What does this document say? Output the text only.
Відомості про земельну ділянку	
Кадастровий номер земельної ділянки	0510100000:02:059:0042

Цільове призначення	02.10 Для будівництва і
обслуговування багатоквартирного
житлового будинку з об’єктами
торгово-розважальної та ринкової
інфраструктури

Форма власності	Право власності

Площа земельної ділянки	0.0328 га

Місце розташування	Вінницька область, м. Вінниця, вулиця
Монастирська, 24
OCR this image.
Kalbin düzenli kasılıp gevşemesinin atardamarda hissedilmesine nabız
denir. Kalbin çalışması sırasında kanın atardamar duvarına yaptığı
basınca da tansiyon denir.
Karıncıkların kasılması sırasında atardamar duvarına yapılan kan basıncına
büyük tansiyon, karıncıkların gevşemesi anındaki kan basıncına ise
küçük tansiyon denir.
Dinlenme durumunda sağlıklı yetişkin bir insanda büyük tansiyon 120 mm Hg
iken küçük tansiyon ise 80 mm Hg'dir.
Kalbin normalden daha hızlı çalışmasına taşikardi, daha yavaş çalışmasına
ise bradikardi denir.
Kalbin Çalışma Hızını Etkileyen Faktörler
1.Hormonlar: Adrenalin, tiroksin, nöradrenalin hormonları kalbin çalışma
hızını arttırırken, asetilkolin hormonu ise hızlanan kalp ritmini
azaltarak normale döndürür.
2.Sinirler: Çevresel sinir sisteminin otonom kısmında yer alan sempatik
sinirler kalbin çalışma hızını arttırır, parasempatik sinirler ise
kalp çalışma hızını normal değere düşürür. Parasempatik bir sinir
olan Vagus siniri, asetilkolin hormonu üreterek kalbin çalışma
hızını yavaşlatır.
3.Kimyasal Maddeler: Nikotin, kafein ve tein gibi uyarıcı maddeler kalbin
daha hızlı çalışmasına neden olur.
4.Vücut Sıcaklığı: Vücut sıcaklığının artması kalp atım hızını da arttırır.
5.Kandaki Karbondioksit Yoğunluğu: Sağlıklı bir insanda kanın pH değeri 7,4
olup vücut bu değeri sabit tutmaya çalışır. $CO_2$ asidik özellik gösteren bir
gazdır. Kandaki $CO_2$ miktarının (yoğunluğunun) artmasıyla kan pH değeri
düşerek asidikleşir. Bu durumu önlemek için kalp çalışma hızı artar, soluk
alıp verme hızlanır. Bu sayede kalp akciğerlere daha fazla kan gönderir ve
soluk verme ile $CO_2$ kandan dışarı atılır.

= = =

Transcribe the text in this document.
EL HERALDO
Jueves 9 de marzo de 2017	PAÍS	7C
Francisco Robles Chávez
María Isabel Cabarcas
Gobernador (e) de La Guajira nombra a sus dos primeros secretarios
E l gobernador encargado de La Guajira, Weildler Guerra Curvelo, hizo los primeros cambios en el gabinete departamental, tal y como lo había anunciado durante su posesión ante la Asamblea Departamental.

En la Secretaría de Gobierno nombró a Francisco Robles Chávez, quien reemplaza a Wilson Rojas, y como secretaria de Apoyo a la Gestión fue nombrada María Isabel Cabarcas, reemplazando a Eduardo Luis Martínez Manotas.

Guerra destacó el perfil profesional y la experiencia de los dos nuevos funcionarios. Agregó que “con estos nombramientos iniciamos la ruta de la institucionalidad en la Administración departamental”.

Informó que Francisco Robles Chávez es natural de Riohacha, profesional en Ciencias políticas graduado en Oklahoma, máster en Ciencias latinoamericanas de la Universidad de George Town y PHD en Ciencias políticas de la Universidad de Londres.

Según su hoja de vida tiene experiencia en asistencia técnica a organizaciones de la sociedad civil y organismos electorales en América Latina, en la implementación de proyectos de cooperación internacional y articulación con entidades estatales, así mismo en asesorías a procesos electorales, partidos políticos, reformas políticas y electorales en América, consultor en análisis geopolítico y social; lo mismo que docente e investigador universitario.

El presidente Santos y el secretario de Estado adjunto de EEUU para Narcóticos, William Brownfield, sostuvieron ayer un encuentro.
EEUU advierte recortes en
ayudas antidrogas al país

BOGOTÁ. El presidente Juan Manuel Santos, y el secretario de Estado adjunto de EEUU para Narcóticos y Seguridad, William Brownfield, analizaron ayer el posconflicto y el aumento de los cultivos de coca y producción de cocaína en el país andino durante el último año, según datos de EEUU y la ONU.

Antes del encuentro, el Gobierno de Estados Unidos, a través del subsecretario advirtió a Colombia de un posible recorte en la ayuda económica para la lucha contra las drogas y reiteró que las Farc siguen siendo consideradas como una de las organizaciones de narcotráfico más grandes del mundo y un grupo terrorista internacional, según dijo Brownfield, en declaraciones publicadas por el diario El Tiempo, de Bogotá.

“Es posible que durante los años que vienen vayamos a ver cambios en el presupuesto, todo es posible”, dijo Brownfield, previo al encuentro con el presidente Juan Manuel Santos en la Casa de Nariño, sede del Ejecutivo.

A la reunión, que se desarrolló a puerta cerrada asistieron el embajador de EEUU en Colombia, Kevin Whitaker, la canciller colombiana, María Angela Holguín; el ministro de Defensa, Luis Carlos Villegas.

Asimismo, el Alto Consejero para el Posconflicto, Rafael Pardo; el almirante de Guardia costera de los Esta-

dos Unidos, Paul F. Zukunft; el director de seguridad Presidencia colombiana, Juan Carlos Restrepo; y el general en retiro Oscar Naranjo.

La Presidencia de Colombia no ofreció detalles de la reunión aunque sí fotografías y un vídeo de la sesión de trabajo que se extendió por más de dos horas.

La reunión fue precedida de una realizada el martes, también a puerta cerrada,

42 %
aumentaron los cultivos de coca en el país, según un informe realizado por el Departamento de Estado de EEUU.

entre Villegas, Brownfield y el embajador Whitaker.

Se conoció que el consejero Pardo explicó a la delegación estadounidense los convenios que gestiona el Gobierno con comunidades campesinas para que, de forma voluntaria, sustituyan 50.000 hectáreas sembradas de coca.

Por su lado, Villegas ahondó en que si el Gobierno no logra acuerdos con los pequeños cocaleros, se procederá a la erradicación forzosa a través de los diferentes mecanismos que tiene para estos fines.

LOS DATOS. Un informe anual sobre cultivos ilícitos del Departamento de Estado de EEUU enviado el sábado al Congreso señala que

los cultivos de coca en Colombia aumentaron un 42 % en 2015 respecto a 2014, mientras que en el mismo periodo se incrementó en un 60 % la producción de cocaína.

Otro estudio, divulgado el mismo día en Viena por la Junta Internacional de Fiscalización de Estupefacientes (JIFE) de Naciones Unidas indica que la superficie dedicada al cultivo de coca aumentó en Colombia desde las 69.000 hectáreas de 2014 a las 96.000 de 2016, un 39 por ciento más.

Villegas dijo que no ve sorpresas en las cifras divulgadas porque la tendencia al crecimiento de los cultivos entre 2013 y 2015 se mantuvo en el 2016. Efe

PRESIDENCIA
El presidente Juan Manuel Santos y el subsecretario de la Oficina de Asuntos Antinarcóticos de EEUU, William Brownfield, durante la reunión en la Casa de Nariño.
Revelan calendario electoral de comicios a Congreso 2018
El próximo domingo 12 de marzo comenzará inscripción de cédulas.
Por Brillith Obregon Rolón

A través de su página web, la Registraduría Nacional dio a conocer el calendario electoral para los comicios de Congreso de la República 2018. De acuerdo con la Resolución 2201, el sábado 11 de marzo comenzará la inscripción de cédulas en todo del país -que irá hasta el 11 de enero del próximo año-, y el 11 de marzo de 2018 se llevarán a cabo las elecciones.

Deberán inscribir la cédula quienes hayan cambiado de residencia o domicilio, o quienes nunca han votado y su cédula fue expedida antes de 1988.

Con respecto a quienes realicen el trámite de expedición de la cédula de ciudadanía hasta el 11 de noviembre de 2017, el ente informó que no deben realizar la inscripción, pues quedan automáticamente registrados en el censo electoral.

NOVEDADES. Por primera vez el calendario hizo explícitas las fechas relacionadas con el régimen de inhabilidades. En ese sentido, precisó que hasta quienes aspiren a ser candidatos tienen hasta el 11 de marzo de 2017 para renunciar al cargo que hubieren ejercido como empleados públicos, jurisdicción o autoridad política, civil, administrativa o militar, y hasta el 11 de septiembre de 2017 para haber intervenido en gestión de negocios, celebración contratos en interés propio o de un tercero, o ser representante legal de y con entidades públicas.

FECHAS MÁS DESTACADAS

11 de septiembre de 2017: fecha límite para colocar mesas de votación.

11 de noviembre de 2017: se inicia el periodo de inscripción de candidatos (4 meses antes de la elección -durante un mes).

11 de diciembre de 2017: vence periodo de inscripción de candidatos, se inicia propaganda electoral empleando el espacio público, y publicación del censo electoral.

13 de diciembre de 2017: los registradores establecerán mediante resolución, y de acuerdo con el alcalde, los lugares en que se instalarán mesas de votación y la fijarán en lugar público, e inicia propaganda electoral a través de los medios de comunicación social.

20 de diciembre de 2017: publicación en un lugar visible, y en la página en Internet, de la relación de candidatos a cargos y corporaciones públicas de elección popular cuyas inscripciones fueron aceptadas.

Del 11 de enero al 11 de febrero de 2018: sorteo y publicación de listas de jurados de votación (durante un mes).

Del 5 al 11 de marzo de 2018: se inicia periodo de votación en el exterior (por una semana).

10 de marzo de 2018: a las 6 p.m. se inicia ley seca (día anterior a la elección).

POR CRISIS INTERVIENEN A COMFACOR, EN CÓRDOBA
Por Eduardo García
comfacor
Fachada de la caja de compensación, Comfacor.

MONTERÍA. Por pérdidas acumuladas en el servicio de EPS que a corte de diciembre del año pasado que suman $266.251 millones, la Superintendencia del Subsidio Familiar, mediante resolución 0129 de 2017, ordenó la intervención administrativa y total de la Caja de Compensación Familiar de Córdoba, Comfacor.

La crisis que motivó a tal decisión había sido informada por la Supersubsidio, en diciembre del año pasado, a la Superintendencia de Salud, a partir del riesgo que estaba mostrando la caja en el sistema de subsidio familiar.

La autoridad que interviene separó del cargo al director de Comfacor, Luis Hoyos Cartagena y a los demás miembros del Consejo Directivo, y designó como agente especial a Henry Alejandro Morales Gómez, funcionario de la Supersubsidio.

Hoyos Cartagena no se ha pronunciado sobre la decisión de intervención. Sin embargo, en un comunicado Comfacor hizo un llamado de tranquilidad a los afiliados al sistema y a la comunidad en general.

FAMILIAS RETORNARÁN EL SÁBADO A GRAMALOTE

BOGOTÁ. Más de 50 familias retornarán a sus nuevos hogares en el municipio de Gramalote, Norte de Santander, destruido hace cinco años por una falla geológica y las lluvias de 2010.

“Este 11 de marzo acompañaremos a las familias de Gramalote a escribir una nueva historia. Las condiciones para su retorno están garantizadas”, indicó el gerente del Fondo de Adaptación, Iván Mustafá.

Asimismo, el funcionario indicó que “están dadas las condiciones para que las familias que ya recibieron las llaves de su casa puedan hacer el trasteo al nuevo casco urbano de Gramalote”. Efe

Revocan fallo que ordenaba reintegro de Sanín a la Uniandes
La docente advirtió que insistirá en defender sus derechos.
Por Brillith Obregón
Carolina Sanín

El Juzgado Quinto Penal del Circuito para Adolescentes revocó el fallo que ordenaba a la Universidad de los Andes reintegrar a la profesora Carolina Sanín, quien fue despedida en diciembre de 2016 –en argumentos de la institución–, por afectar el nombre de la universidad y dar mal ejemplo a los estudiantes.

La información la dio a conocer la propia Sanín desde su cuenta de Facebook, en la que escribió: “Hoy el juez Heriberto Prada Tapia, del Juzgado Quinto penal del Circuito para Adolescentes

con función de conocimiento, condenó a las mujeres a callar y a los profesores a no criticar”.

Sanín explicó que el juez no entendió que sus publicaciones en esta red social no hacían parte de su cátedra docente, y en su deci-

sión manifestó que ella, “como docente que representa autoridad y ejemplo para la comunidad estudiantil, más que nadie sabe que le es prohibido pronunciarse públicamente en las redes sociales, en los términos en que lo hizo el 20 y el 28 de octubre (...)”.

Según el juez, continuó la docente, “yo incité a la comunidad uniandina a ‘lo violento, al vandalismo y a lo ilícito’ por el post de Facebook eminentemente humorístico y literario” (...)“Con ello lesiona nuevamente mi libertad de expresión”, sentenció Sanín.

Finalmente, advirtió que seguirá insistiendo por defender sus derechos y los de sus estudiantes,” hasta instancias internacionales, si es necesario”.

= = =

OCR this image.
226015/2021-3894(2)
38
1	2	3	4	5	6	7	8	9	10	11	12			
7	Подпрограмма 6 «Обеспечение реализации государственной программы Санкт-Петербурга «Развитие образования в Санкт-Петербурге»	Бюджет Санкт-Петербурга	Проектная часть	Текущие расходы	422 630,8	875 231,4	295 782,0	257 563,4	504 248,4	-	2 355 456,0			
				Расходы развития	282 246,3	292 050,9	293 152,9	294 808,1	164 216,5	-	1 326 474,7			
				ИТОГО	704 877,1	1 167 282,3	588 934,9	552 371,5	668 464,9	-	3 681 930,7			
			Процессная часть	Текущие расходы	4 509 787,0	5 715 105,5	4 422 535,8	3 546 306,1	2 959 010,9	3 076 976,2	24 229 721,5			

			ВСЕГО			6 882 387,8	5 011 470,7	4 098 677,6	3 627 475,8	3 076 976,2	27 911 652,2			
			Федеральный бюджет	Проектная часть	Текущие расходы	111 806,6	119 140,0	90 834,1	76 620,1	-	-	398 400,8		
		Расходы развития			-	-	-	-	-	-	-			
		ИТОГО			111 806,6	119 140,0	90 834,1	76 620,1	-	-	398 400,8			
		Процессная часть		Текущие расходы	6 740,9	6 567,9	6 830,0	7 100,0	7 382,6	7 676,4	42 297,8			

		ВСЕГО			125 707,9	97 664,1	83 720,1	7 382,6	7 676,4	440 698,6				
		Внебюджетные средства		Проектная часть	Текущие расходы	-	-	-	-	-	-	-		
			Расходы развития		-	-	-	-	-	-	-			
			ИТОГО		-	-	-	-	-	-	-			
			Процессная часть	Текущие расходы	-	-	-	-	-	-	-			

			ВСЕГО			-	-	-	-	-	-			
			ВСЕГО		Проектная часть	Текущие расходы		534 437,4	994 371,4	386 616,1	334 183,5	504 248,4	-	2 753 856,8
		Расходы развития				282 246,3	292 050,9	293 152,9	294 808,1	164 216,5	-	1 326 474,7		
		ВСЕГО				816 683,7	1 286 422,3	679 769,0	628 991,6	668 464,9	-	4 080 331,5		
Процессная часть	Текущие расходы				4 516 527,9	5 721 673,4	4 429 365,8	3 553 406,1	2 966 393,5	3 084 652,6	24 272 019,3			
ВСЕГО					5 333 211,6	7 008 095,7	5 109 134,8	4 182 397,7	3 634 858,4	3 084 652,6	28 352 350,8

= = =

Copy out the lines that hold "aumentaron".

[PROBLEM SOLUTION]:
aumentaron los cultivos de coca en el país, según un informe realizado por el Departamento de Estado de EEUU.
los cultivos de coca en Colombia aumentaron un 42 % en 2015 respecto a 2014, mientras que en el mismo periodo se incrementó en un 60 % la producción de cocaína.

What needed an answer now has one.